▶ DATASET CONTENT
** start **
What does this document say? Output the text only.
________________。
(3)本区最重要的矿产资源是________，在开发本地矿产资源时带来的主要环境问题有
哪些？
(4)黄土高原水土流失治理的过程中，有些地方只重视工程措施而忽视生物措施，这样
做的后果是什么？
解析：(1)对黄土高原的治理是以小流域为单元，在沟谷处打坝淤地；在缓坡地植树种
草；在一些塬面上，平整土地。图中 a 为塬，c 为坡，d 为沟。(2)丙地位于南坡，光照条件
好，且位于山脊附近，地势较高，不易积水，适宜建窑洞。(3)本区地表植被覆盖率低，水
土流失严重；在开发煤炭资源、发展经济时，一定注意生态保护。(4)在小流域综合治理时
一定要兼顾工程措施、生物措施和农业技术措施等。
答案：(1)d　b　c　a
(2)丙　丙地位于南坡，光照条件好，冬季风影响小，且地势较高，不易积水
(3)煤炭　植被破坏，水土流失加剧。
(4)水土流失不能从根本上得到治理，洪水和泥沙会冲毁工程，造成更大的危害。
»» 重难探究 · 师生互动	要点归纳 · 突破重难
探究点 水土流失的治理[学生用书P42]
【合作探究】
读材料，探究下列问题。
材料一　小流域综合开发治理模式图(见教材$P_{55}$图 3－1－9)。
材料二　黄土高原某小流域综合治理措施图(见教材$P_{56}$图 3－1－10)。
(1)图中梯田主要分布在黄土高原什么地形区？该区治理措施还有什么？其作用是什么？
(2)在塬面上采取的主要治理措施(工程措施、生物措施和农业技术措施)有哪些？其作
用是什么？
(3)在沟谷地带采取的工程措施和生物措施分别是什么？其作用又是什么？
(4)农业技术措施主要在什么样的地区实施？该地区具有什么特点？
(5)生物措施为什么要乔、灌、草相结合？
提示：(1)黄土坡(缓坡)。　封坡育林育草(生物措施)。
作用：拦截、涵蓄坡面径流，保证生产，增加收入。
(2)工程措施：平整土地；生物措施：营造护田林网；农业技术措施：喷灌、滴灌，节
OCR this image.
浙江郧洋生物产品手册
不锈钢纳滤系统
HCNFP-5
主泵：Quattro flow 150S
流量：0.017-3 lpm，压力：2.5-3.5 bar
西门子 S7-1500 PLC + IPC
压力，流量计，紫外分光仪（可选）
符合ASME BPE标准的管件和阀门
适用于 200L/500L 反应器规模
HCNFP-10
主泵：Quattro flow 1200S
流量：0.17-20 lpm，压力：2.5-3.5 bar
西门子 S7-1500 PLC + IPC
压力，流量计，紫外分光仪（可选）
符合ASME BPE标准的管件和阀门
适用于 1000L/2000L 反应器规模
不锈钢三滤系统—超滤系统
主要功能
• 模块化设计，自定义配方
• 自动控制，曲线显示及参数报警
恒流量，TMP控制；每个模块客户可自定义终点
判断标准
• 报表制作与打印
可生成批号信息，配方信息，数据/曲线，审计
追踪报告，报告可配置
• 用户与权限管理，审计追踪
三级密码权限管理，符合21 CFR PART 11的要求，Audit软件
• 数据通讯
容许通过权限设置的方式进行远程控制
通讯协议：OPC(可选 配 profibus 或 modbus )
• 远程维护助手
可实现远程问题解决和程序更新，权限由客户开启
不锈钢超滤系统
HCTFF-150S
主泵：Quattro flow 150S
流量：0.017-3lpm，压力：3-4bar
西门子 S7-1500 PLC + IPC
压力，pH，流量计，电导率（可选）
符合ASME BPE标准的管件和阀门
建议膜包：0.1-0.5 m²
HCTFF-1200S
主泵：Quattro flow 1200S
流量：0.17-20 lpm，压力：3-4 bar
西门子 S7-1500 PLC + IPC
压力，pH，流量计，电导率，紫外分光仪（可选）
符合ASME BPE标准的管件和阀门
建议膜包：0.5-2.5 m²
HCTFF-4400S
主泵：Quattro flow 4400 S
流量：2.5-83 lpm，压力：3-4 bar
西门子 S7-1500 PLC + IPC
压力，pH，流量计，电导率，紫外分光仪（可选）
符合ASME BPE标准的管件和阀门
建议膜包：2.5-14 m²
** end **
▶ SET EXERCISE
Reproduce the data, keeping every line exactly the same.

▶ ANSWER TO THIS TASK
What does this document say? Output the text only.
________________。
(3)本区最重要的矿产资源是________，在开发本地矿产资源时带来的主要环境问题有
哪些？
(4)黄土高原水土流失治理的过程中，有些地方只重视工程措施而忽视生物措施，这样
做的后果是什么？
解析：(1)对黄土高原的治理是以小流域为单元，在沟谷处打坝淤地；在缓坡地植树种
草；在一些塬面上，平整土地。图中 a 为塬，c 为坡，d 为沟。(2)丙地位于南坡，光照条件
好，且位于山脊附近，地势较高，不易积水，适宜建窑洞。(3)本区地表植被覆盖率低，水
土流失严重；在开发煤炭资源、发展经济时，一定注意生态保护。(4)在小流域综合治理时
一定要兼顾工程措施、生物措施和农业技术措施等。
答案：(1)d　b　c　a
(2)丙　丙地位于南坡，光照条件好，冬季风影响小，且地势较高，不易积水
(3)煤炭　植被破坏，水土流失加剧。
(4)水土流失不能从根本上得到治理，洪水和泥沙会冲毁工程，造成更大的危害。
»» 重难探究 · 师生互动	要点归纳 · 突破重难
探究点 水土流失的治理[学生用书P42]
【合作探究】
读材料，探究下列问题。
材料一　小流域综合开发治理模式图(见教材$P_{55}$图 3－1－9)。
材料二　黄土高原某小流域综合治理措施图(见教材$P_{56}$图 3－1－10)。
(1)图中梯田主要分布在黄土高原什么地形区？该区治理措施还有什么？其作用是什么？
(2)在塬面上采取的主要治理措施(工程措施、生物措施和农业技术措施)有哪些？其作
用是什么？
(3)在沟谷地带采取的工程措施和生物措施分别是什么？其作用又是什么？
(4)农业技术措施主要在什么样的地区实施？该地区具有什么特点？
(5)生物措施为什么要乔、灌、草相结合？
提示：(1)黄土坡(缓坡)。　封坡育林育草(生物措施)。
作用：拦截、涵蓄坡面径流，保证生产，增加收入。
(2)工程措施：平整土地；生物措施：营造护田林网；农业技术措施：喷灌、滴灌，节
OCR this image.
浙江郧洋生物产品手册
不锈钢纳滤系统
HCNFP-5
主泵：Quattro flow 150S
流量：0.017-3 lpm，压力：2.5-3.5 bar
西门子 S7-1500 PLC + IPC
压力，流量计，紫外分光仪（可选）
符合ASME BPE标准的管件和阀门
适用于 200L/500L 反应器规模
HCNFP-10
主泵：Quattro flow 1200S
流量：0.17-20 lpm，压力：2.5-3.5 bar
西门子 S7-1500 PLC + IPC
压力，流量计，紫外分光仪（可选）
符合ASME BPE标准的管件和阀门
适用于 1000L/2000L 反应器规模
不锈钢三滤系统—超滤系统
主要功能
• 模块化设计，自定义配方
• 自动控制，曲线显示及参数报警
恒流量，TMP控制；每个模块客户可自定义终点
判断标准
• 报表制作与打印
可生成批号信息，配方信息，数据/曲线，审计
追踪报告，报告可配置
• 用户与权限管理，审计追踪
三级密码权限管理，符合21 CFR PART 11的要求，Audit软件
• 数据通讯
容许通过权限设置的方式进行远程控制
通讯协议：OPC(可选 配 profibus 或 modbus )
• 远程维护助手
可实现远程问题解决和程序更新，权限由客户开启
不锈钢超滤系统
HCTFF-150S
主泵：Quattro flow 150S
流量：0.017-3lpm，压力：3-4bar
西门子 S7-1500 PLC + IPC
压力，pH，流量计，电导率（可选）
符合ASME BPE标准的管件和阀门
建议膜包：0.1-0.5 m²
HCTFF-1200S
主泵：Quattro flow 1200S
流量：0.17-20 lpm，压力：3-4 bar
西门子 S7-1500 PLC + IPC
压力，pH，流量计，电导率，紫外分光仪（可选）
符合ASME BPE标准的管件和阀门
建议膜包：0.5-2.5 m²
HCTFF-4400S
主泵：Quattro flow 4400 S
流量：2.5-83 lpm，压力：3-4 bar
西门子 S7-1500 PLC + IPC
压力，pH，流量计，电导率，紫外分光仪（可选）
符合ASME BPE标准的管件和阀门
建议膜包：2.5-14 m²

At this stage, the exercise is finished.